GIVEN INSTRUCTION:
Scan the data below and pick out the lines containing the word "район".

DATA SHOWN:

=======

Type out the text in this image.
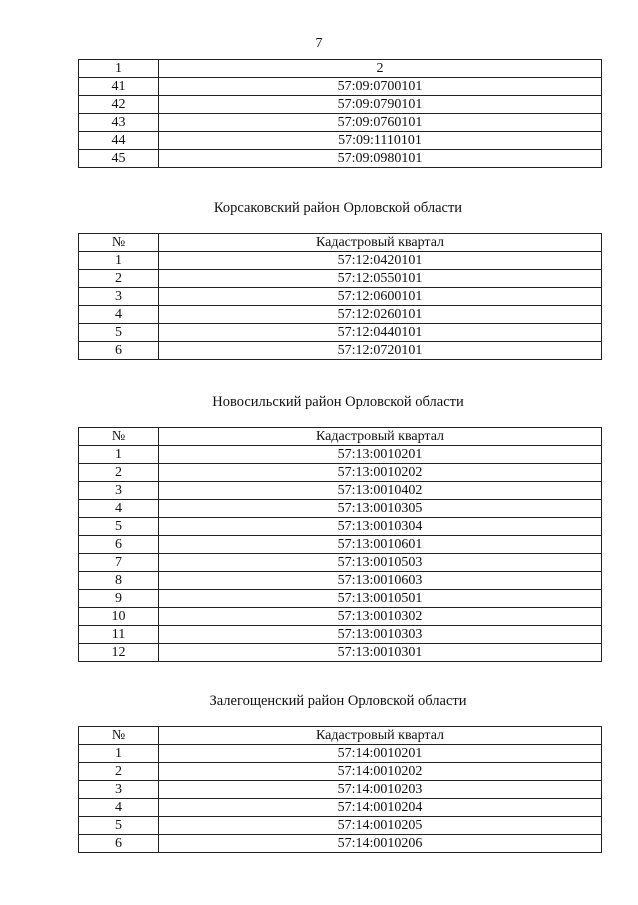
7
1	2
41	57:09:0700101
42	57:09:0790101
43	57:09:0760101
44	57:09:1110101
45	57:09:0980101
Корсаковский район Орловской области
№	Кадастровый квартал
1	57:12:0420101
2	57:12:0550101
3	57:12:0600101
4	57:12:0260101
5	57:12:0440101
6	57:12:0720101
Новосильский район Орловской области
№	Кадастровый квартал
1	57:13:0010201
2	57:13:0010202
3	57:13:0010402
4	57:13:0010305
5	57:13:0010304
6	57:13:0010601
7	57:13:0010503
8	57:13:0010603
9	57:13:0010501
10	57:13:0010302
11	57:13:0010303
12	57:13:0010301
Залегощенский район Орловской области
№	Кадастровый квартал
1	57:14:0010201
2	57:14:0010202
3	57:14:0010203
4	57:14:0010204
5	57:14:0010205
6	57:14:0010206
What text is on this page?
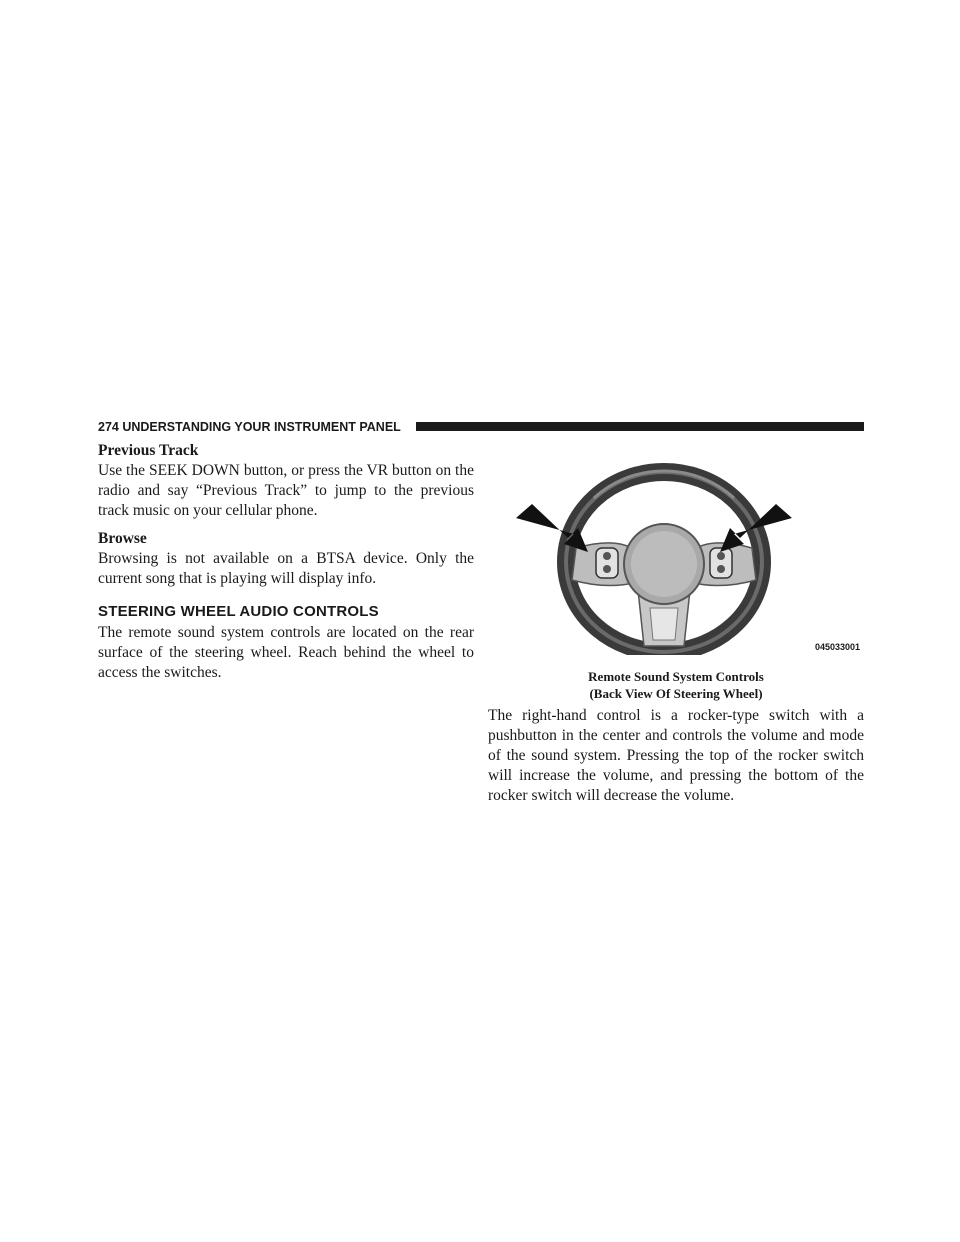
274 UNDERSTANDING YOUR INSTRUMENT PANEL

Previous Track

Use the SEEK DOWN button, or press the VR button on the radio and say “Previous Track” to jump to the previous track music on your cellular phone.

Browse

Browsing is not available on a BTSA device. Only the current song that is playing will display info.

STEERING WHEEL AUDIO CONTROLS

The remote sound system controls are located on the rear surface of the steering wheel. Reach behind the wheel to access the switches.

045033001
Remote Sound System Controls
(Back View Of Steering Wheel)

The right-hand control is a rocker-type switch with a pushbutton in the center and controls the volume and mode of the sound system. Pressing the top of the rocker switch will increase the volume, and pressing the bottom of the rocker switch will decrease the volume.
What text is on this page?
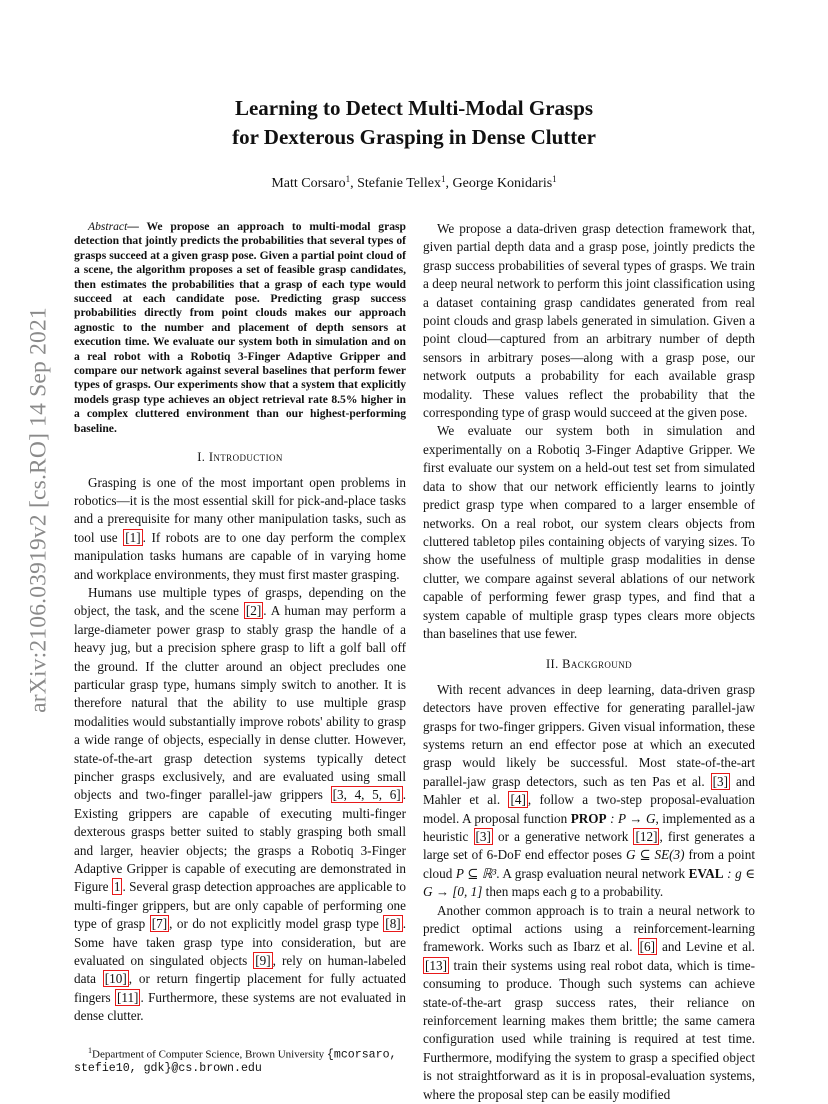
arXiv:2106.03919v2 [cs.RO] 14 Sep 2021
Learning to Detect Multi-Modal Grasps
for Dexterous Grasping in Dense Clutter
Matt Corsaro$^1$, Stefanie Tellex$^1$, George Konidaris$^1$

Abstract— We propose an approach to multi-modal grasp detection that jointly predicts the probabilities that several types of grasps succeed at a given grasp pose. Given a partial point cloud of a scene, the algorithm proposes a set of feasible grasp candidates, then estimates the probabilities that a grasp of each type would succeed at each candidate pose. Predicting grasp success probabilities directly from point clouds makes our approach agnostic to the number and placement of depth sensors at execution time. We evaluate our system both in simulation and on a real robot with a Robotiq 3-Finger Adaptive Gripper and compare our network against several baselines that perform fewer types of grasps. Our experiments show that a system that explicitly models grasp type achieves an object retrieval rate 8.5% higher in a complex cluttered environment than our highest-performing baseline.

I. Introduction

Grasping is one of the most important open problems in robotics—it is the most essential skill for pick-and-place tasks and a prerequisite for many other manipulation tasks, such as tool use [1] . If robots are to one day perform the complex manipulation tasks humans are capable of in varying home and workplace environments, they must first master grasping.

Humans use multiple types of grasps, depending on the object, the task, and the scene [2] . A human may perform a large-diameter power grasp to stably grasp the handle of a heavy jug, but a precision sphere grasp to lift a golf ball off the ground. If the clutter around an object precludes one particular grasp type, humans simply switch to another. It is therefore natural that the ability to use multiple grasp modalities would substantially improve robots' ability to grasp a wide range of objects, especially in dense clutter. However, state-of-the-art grasp detection systems typically detect pincher grasps exclusively, and are evaluated using small objects and two-finger parallel-jaw grippers [3, 4, 5, 6] . Existing grippers are capable of executing multi-finger dexterous grasps better suited to stably grasping both small and larger, heavier objects; the grasps a Robotiq 3-Finger Adaptive Gripper is capable of executing are demonstrated in Figure 1 . Several grasp detection approaches are applicable to multi-finger grippers, but are only capable of performing one type of grasp [7] , or do not explicitly model grasp type [8] . Some have taken grasp type into consideration, but are evaluated on singulated objects [9] , rely on human-labeled data [10] , or return fingertip placement for fully actuated fingers [11] . Furthermore, these systems are not evaluated in dense clutter.

$^1$Department of Computer Science, Brown University {mcorsaro, stefie10, gdk}@cs.brown.edu

We propose a data-driven grasp detection framework that, given partial depth data and a grasp pose, jointly predicts the grasp success probabilities of several types of grasps. We train a deep neural network to perform this joint classification using a dataset containing grasp candidates generated from real point clouds and grasp labels generated in simulation. Given a point cloud—captured from an arbitrary number of depth sensors in arbitrary poses—along with a grasp pose, our network outputs a probability for each available grasp modality. These values reflect the probability that the corresponding type of grasp would succeed at the given pose.

We evaluate our system both in simulation and experimentally on a Robotiq 3-Finger Adaptive Gripper. We first evaluate our system on a held-out test set from simulated data to show that our network efficiently learns to jointly predict grasp type when compared to a larger ensemble of networks. On a real robot, our system clears objects from cluttered tabletop piles containing objects of varying sizes. To show the usefulness of multiple grasp modalities in dense clutter, we compare against several ablations of our network capable of performing fewer grasp types, and find that a system capable of multiple grasp types clears more objects than baselines that use fewer.

II. Background

With recent advances in deep learning, data-driven grasp detectors have proven effective for generating parallel-jaw grasps for two-finger grippers. Given visual information, these systems return an end effector pose at which an executed grasp would likely be successful. Most state-of-the-art parallel-jaw grasp detectors, such as ten Pas et al. [3] and Mahler et al. [4] , follow a two-step proposal-evaluation model. A proposal function PROP : P → G, implemented as a heuristic [3] or a generative network [12] , first generates a large set of 6-DoF end effector poses G ⊆ SE(3) from a point cloud P ⊆ ℝ³. A grasp evaluation neural network EVAL : g ∈ G → [0, 1] then maps each g to a probability.

Another common approach is to train a neural network to predict optimal actions using a reinforcement-learning framework. Works such as Ibarz et al. [6] and Levine et al. [13] train their systems using real robot data, which is time-consuming to produce. Though such systems can achieve state-of-the-art grasp success rates, their reliance on reinforcement learning makes them brittle; the same camera configuration used while training is required at test time. Furthermore, modifying the system to grasp a specified object is not straightforward as it is in proposal-evaluation systems, where the proposal step can be easily modified
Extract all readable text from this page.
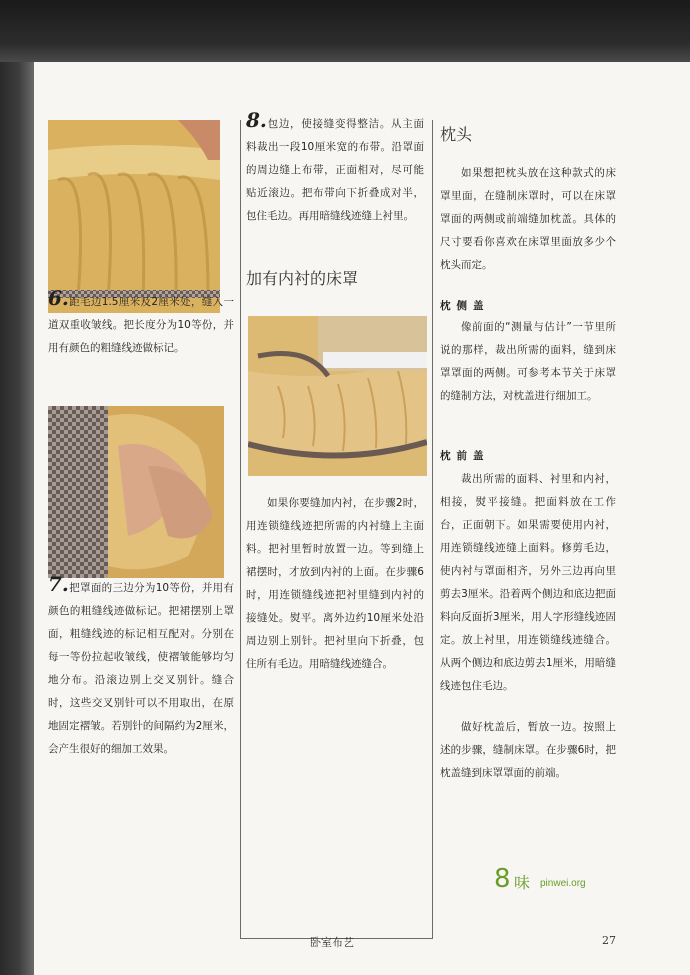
6.距毛边1.5厘米及2厘米处，缝入一道双重收皱线。把长度分为10等份，并用有颜色的粗缝线迹做标记。

7.把罩面的三边分为10等份，并用有颜色的粗缝线迹做标记。把裙摆别上罩面，粗缝线迹的标记相互配对。分别在每一等份拉起收皱线，使褶皱能够均匀地分布。沿滚边别上交叉别针。缝合时，这些交叉别针可以不用取出，在原地固定褶皱。若别针的间隔约为2厘米，会产生很好的细加工效果。

8.包边，使接缝变得整洁。从主面料裁出一段10厘米宽的布带。沿罩面的周边缝上布带，正面相对，尽可能贴近滚边。把布带向下折叠成对半，包住毛边。再用暗缝线迹缝上衬里。

加有内衬的床罩

如果你要缝加内衬，在步骤2时，用连锁缝线迹把所需的内衬缝上主面料。把衬里暂时放置一边。等到缝上裙摆时，才放到内衬的上面。在步骤6时，用连锁缝线迹把衬里缝到内衬的接缝处。熨平。离外边约10厘米处沿周边别上别针。把衬里向下折叠，包住所有毛边。用暗缝线迹缝合。

枕头

如果想把枕头放在这种款式的床罩里面，在缝制床罩时，可以在床罩罩面的两侧或前端缝加枕盖。具体的尺寸要看你喜欢在床罩里面放多少个枕头而定。

枕侧盖

像前面的“测量与估计”一节里所说的那样，裁出所需的面料，缝到床罩罩面的两侧。可参考本节关于床罩的缝制方法，对枕盖进行细加工。

枕前盖

裁出所需的面料、衬里和内衬，相接，熨平接缝。把面料放在工作台，正面朝下。如果需要使用内衬，用连锁缝线迹缝上面料。修剪毛边，使内衬与罩面相齐，另外三边再向里剪去3厘米。沿着两个侧边和底边把面料向反面折3厘米，用人字形缝线迹固定。放上衬里，用连锁缝线迹缝合。从两个侧边和底边剪去1厘米，用暗缝线迹包住毛边。

做好枕盖后，暂放一边。按照上述的步骤，缝制床罩。在步骤6时，把枕盖缝到床罩罩面的前端。

8 味 pinwei.org
卧室布艺	27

=======

FINISHED TASK:
Корсаковский район Орловской области
Новосильский район Орловской области
Залегощенский район Орловской области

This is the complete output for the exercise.